**Problem to work on:** Provide nothing beyond the count of lines that include the string "structured".

**Exercise inputs:**
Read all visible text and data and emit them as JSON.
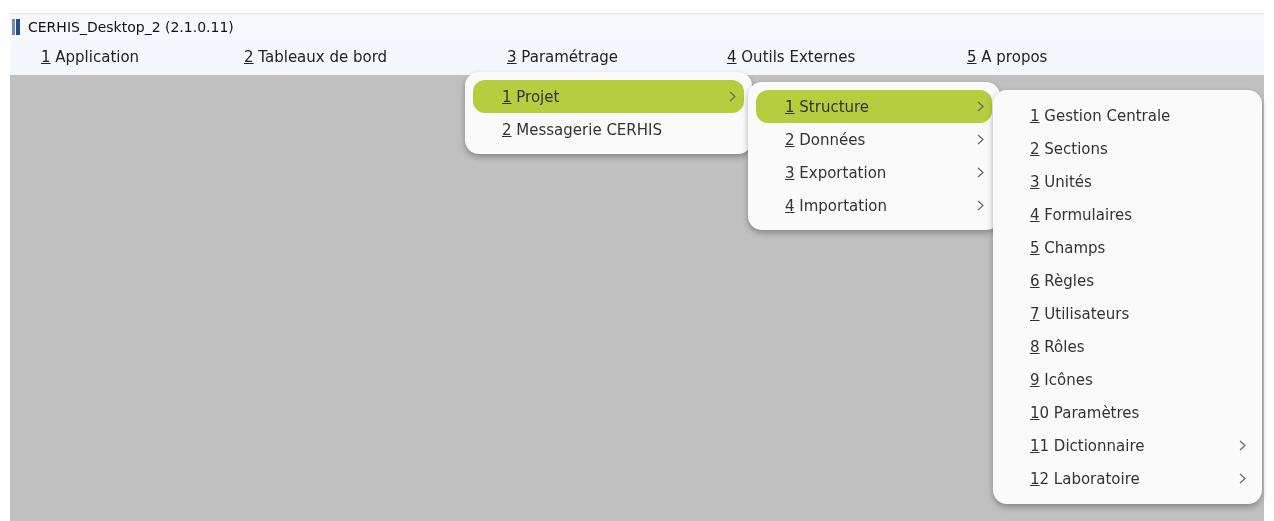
{
  "window": {
    "title": "CERHIS_Desktop_2 (2.1.0.11)"
  },
  "menubar": [
    {
      "label": "1 Application"
    },
    {
      "label": "2 Tableaux de bord"
    },
    {
      "label": "3 Paramétrage"
    },
    {
      "label": "4 Outils Externes"
    },
    {
      "label": "5 A propos"
    }
  ],
  "menus": [
    {
      "items": [
        {
          "label": "1 Projet",
          "selected": true,
          "has_submenu": true
        },
        {
          "label": "2 Messagerie CERHIS",
          "selected": false,
          "has_submenu": false
        }
      ]
    },
    {
      "items": [
        {
          "label": "1 Structure",
          "selected": true,
          "has_submenu": true
        },
        {
          "label": "2 Données",
          "selected": false,
          "has_submenu": true
        },
        {
          "label": "3 Exportation",
          "selected": false,
          "has_submenu": true
        },
        {
          "label": "4 Importation",
          "selected": false,
          "has_submenu": true
        }
      ]
    },
    {
      "items": [
        {
          "label": "1 Gestion Centrale",
          "selected": false,
          "has_submenu": false
        },
        {
          "label": "2 Sections",
          "selected": false,
          "has_submenu": false
        },
        {
          "label": "3 Unités",
          "selected": false,
          "has_submenu": false
        },
        {
          "label": "4 Formulaires",
          "selected": false,
          "has_submenu": false
        },
        {
          "label": "5 Champs",
          "selected": false,
          "has_submenu": false
        },
        {
          "label": "6 Règles",
          "selected": false,
          "has_submenu": false
        },
        {
          "label": "7 Utilisateurs",
          "selected": false,
          "has_submenu": false
        },
        {
          "label": "8 Rôles",
          "selected": false,
          "has_submenu": false
        },
        {
          "label": "9 Icônes",
          "selected": false,
          "has_submenu": false
        },
        {
          "label": "10 Paramètres",
          "selected": false,
          "has_submenu": false
        },
        {
          "label": "11 Dictionnaire",
          "selected": false,
          "has_submenu": true
        },
        {
          "label": "12 Laboratoire",
          "selected": false,
          "has_submenu": true
        }
      ]
    }
  ]
}
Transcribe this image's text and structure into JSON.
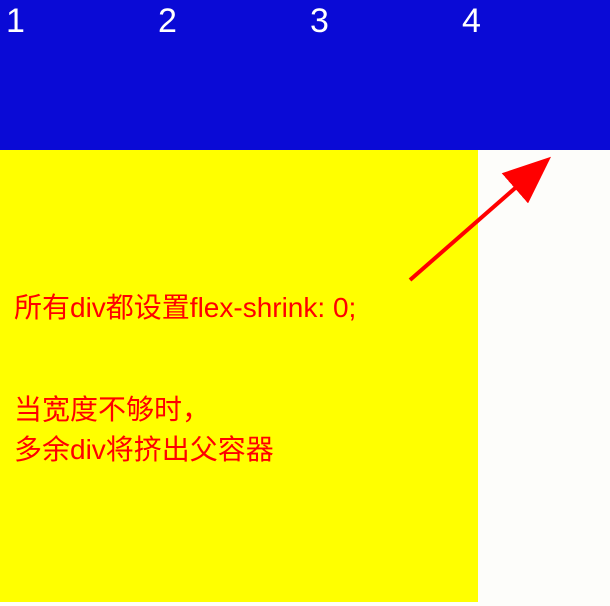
{
  "flex_items": {
    "item1": "1",
    "item2": "2",
    "item3": "3",
    "item4": "4"
  },
  "annotation": {
    "line1": "所有div都设置flex-shrink: 0;",
    "line2": "当宽度不够时，",
    "line3": "多余div将挤出父容器"
  }
}
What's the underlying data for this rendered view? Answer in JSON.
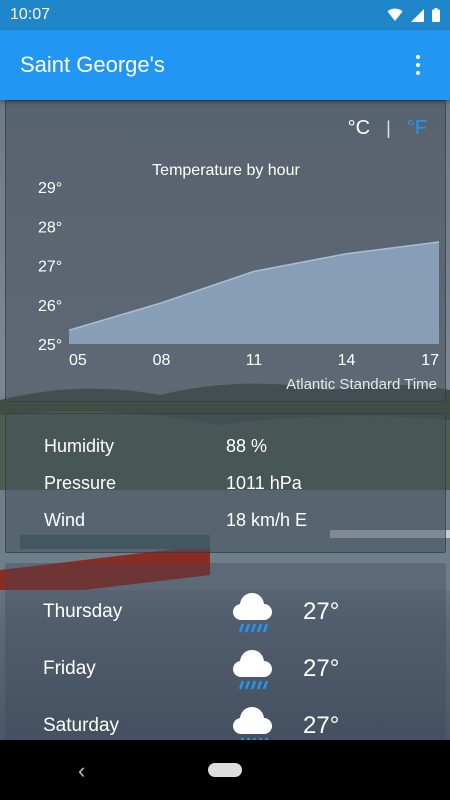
{
  "status_bar": {
    "time": "10:07",
    "icons": [
      "wifi-icon",
      "cell-signal-icon",
      "battery-icon"
    ]
  },
  "app_bar": {
    "title": "Saint George's",
    "menu_icon": "more-vert-icon"
  },
  "units": {
    "celsius": "°C",
    "separator": "|",
    "fahrenheit": "°F",
    "active": "°F"
  },
  "chart_data": {
    "type": "area",
    "title": "Temperature by hour",
    "x": [
      "05",
      "08",
      "11",
      "14",
      "17"
    ],
    "y_ticks": [
      "29°",
      "28°",
      "27°",
      "26°",
      "25°"
    ],
    "ylim": [
      25,
      29
    ],
    "series": [
      {
        "values": [
          25.35,
          26.05,
          26.85,
          27.3,
          27.6
        ]
      }
    ],
    "footnote": "Atlantic Standard Time",
    "fill_color": "#8fa9c2"
  },
  "details": [
    {
      "label": "Humidity",
      "value": "88 %"
    },
    {
      "label": "Pressure",
      "value": "1011 hPa"
    },
    {
      "label": "Wind",
      "value": "18 km/h E"
    }
  ],
  "forecast": [
    {
      "day": "Thursday",
      "icon": "rain-cloud-icon",
      "temp": "27°"
    },
    {
      "day": "Friday",
      "icon": "rain-cloud-icon",
      "temp": "27°"
    },
    {
      "day": "Saturday",
      "icon": "rain-cloud-icon",
      "temp": "27°"
    }
  ],
  "colors": {
    "status_bar": "#1f86c9",
    "app_bar": "#2196f3",
    "accent": "#2196f3"
  }
}
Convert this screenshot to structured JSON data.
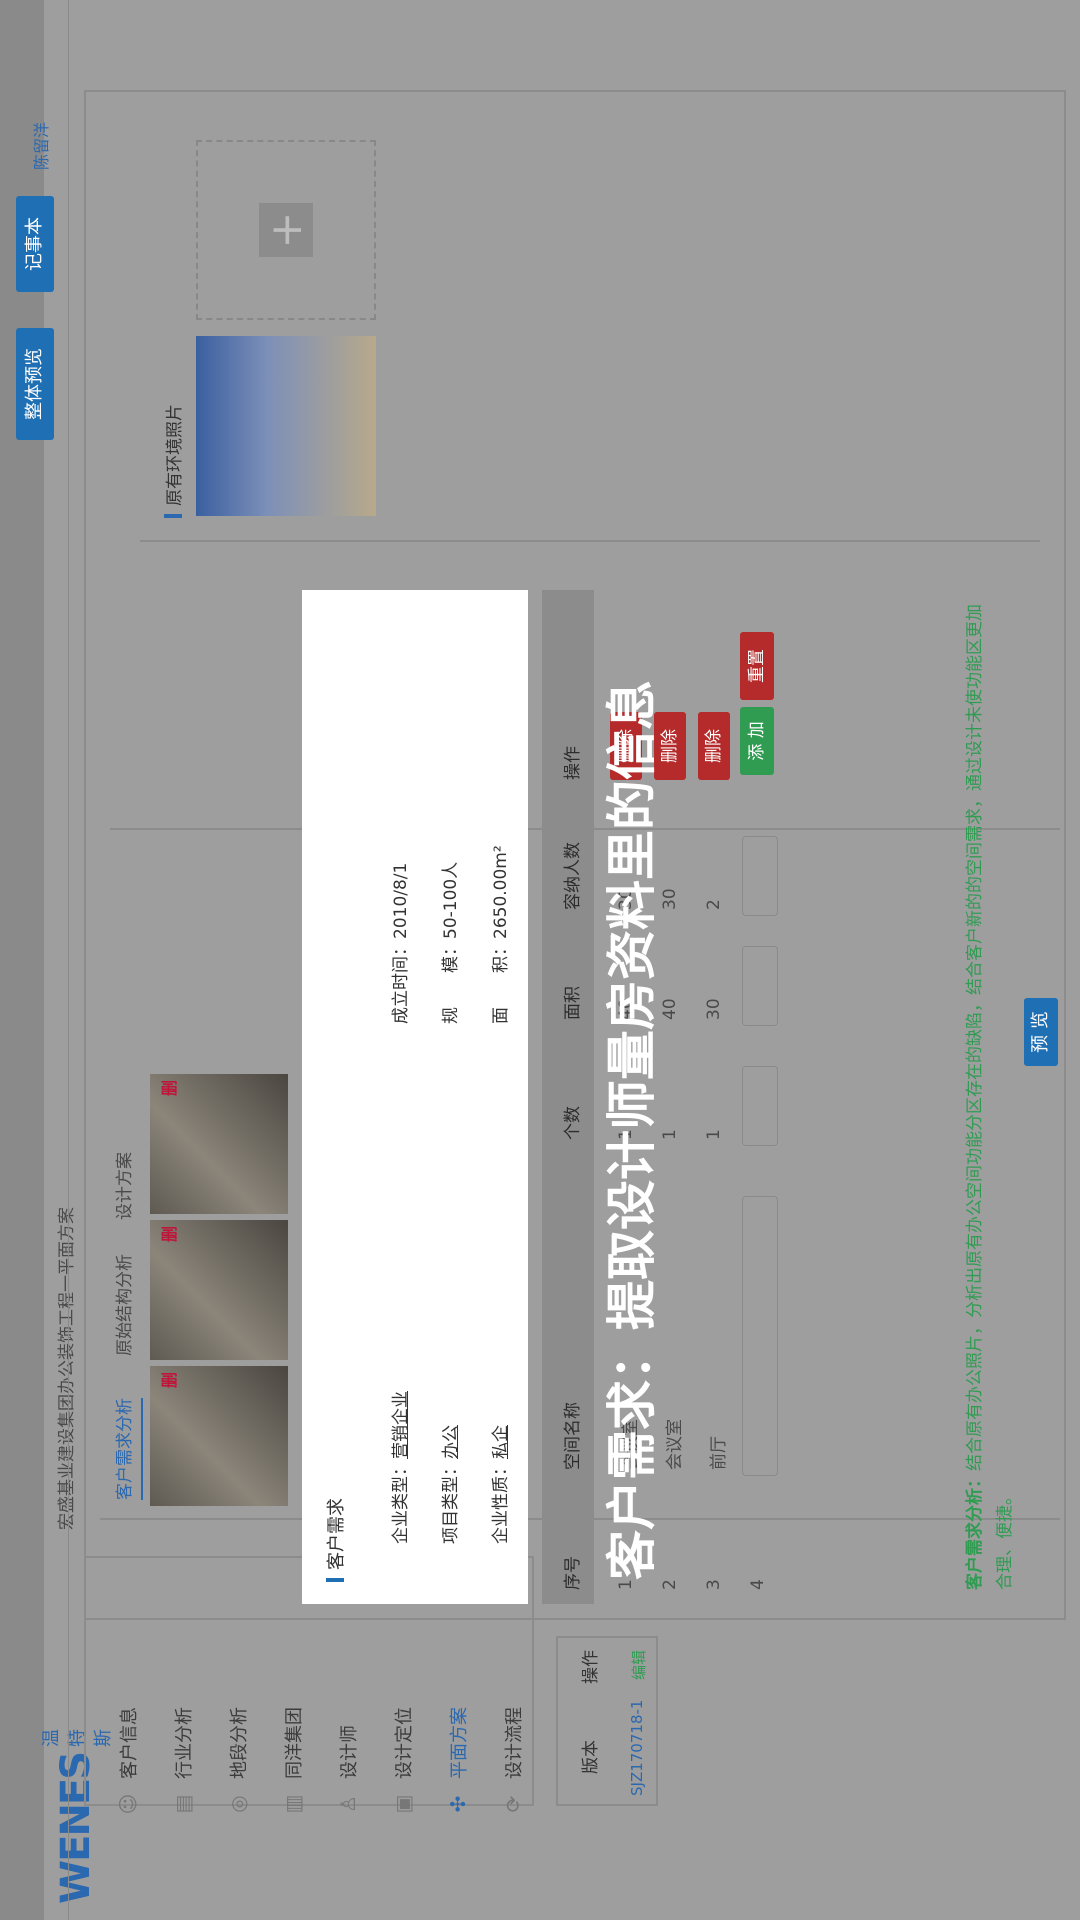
{
  "header": {
    "project_title": "宏盛基业建设集团办公装饰工程一平面方案",
    "btn_overview": "整体预览",
    "btn_notebook": "记事本",
    "user_name": "陈留洋"
  },
  "logo": {
    "brand": "WENES",
    "brand_cn": "温特斯"
  },
  "sidebar": {
    "items": [
      {
        "label": "客户信息",
        "icon": "user-icon"
      },
      {
        "label": "行业分析",
        "icon": "chart-icon"
      },
      {
        "label": "地段分析",
        "icon": "location-icon"
      },
      {
        "label": "同洋集团",
        "icon": "building-icon"
      },
      {
        "label": "设计师",
        "icon": "designer-icon"
      },
      {
        "label": "设计定位",
        "icon": "document-icon"
      },
      {
        "label": "平面方案",
        "icon": "layout-icon",
        "active": true
      },
      {
        "label": "设计流程",
        "icon": "flow-icon"
      }
    ]
  },
  "version_table": {
    "headers": [
      "版本",
      "操作"
    ],
    "rows": [
      {
        "version": "SJZ170718-1",
        "action": "编辑"
      }
    ]
  },
  "tabs": [
    "客户需求分析",
    "原始结构分析",
    "设计方案"
  ],
  "photos": {
    "tag": "删"
  },
  "env_photos": {
    "title": "原有环境照片"
  },
  "client_needs": {
    "title": "客户需求",
    "left": [
      {
        "label": "企业类型：",
        "value": "营销企业"
      },
      {
        "label": "项目类型：",
        "value": "办公"
      },
      {
        "label": "企业性质：",
        "value": "私企"
      }
    ],
    "right": [
      {
        "label": "成立时间：",
        "value": "2010/8/1"
      },
      {
        "label": "规　　模：",
        "value": "50-100人"
      },
      {
        "label": "面　　积：",
        "value": "2650.00m²"
      }
    ]
  },
  "space_table": {
    "headers": [
      "序号",
      "空间名称",
      "个数",
      "面积",
      "容纳人数",
      "操作"
    ],
    "rows": [
      {
        "no": "1",
        "name": "会议室",
        "count": "1",
        "area": "40",
        "people": "30",
        "op": "删除"
      },
      {
        "no": "2",
        "name": "会议室",
        "count": "1",
        "area": "40",
        "people": "30",
        "op": "删除"
      },
      {
        "no": "3",
        "name": "前厅",
        "count": "1",
        "area": "30",
        "people": "2",
        "op": "删除"
      },
      {
        "no": "4",
        "name": "",
        "count": "",
        "area": "",
        "people": "",
        "op": ""
      }
    ],
    "btn_reset": "重置",
    "btn_add": "添 加",
    "btn_preview": "预 览"
  },
  "analysis": {
    "label": "客户需求分析：",
    "text": "结合原有办公照片，分析出原有办公空间功能分区存在的缺陷，结合客户新的的空间需求，通过设计未使功能区更加合理、便捷。"
  },
  "overlay_caption": "客户需求：提取设计师量房资料里的信息",
  "colors": {
    "accent_blue": "#1e6fb3",
    "danger_red": "#b52a2a",
    "success_green": "#2f9c52",
    "overlay": "#9e9e9e"
  }
}
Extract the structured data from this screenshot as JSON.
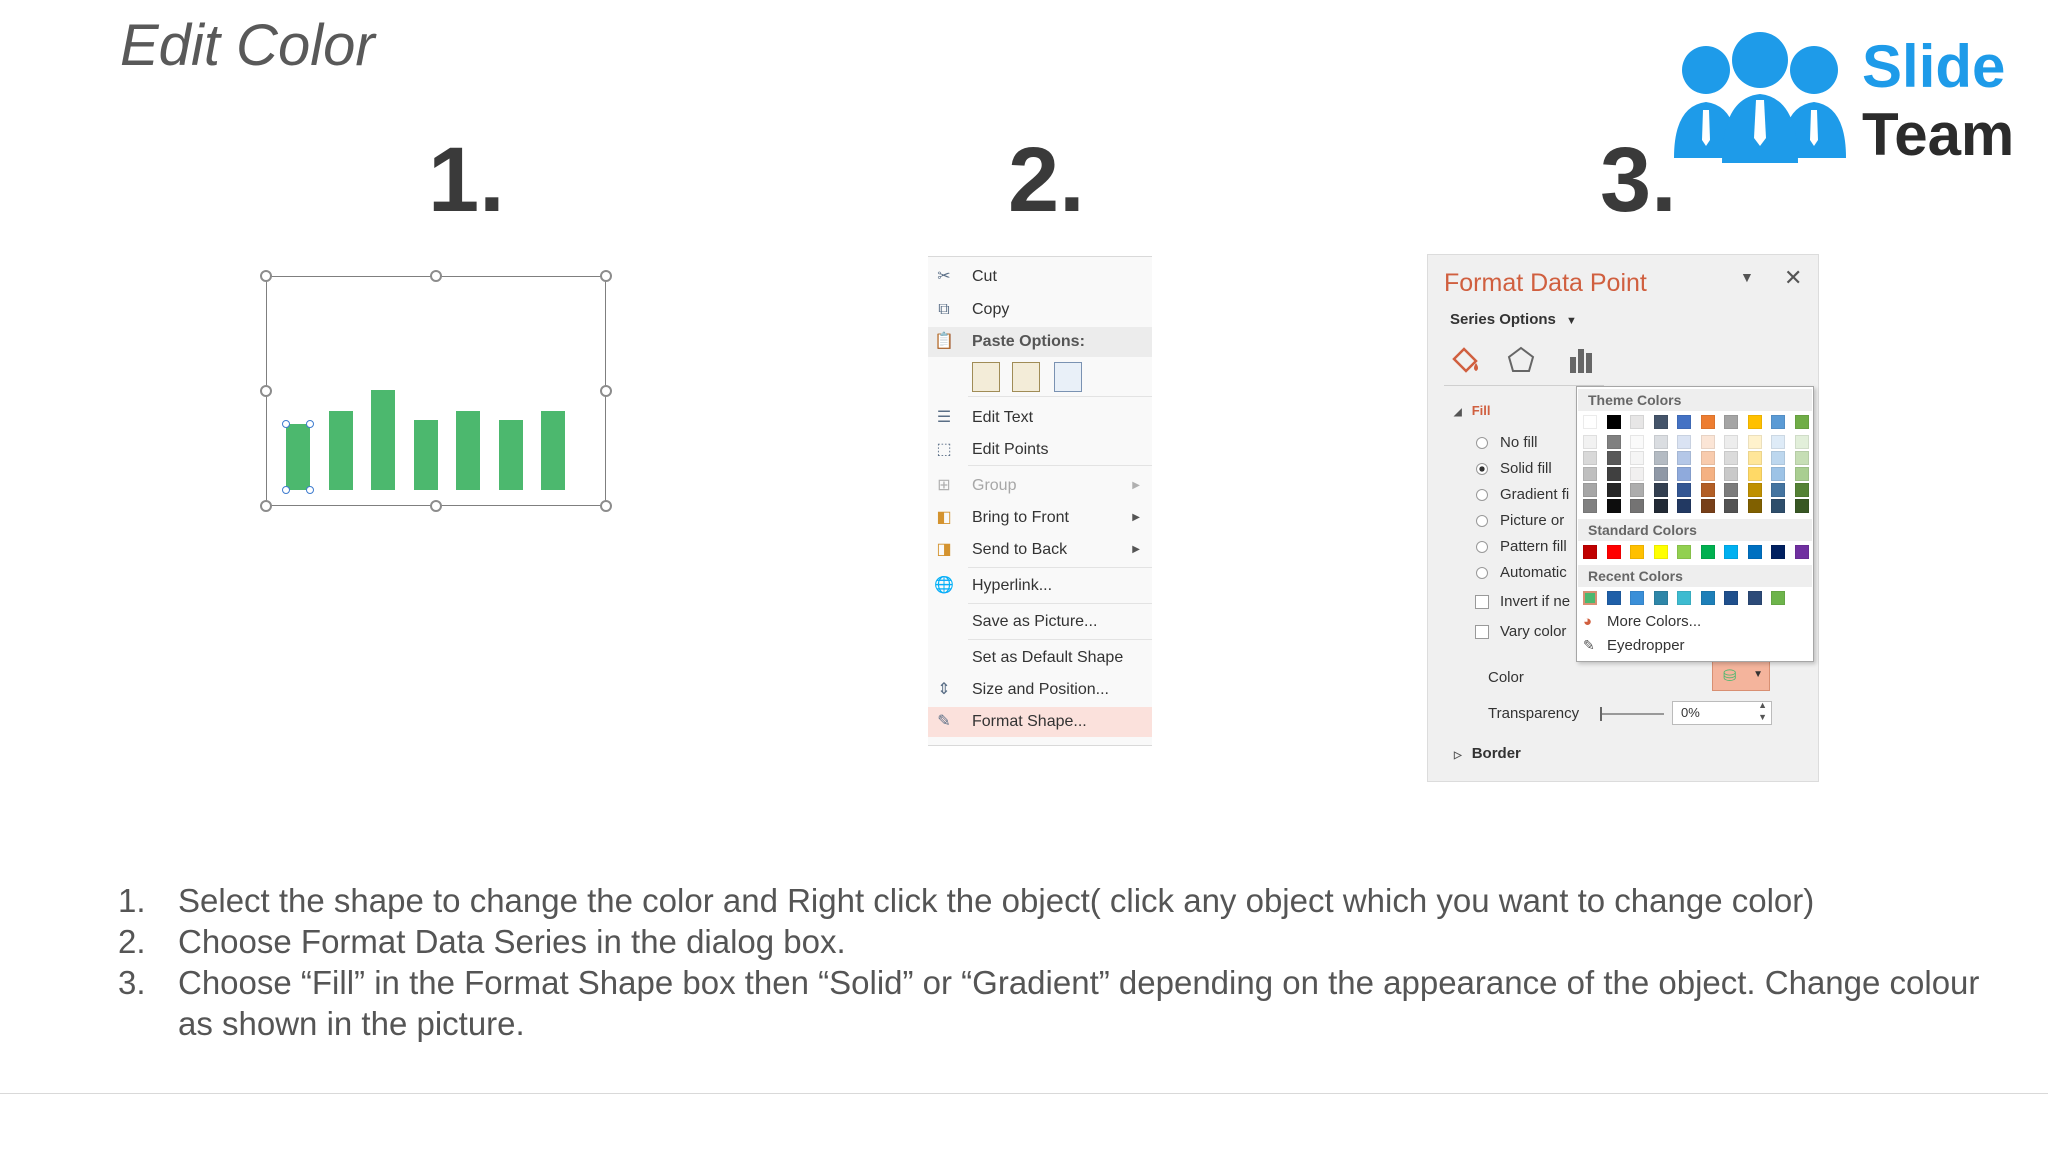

**Solution for this exercise:** 2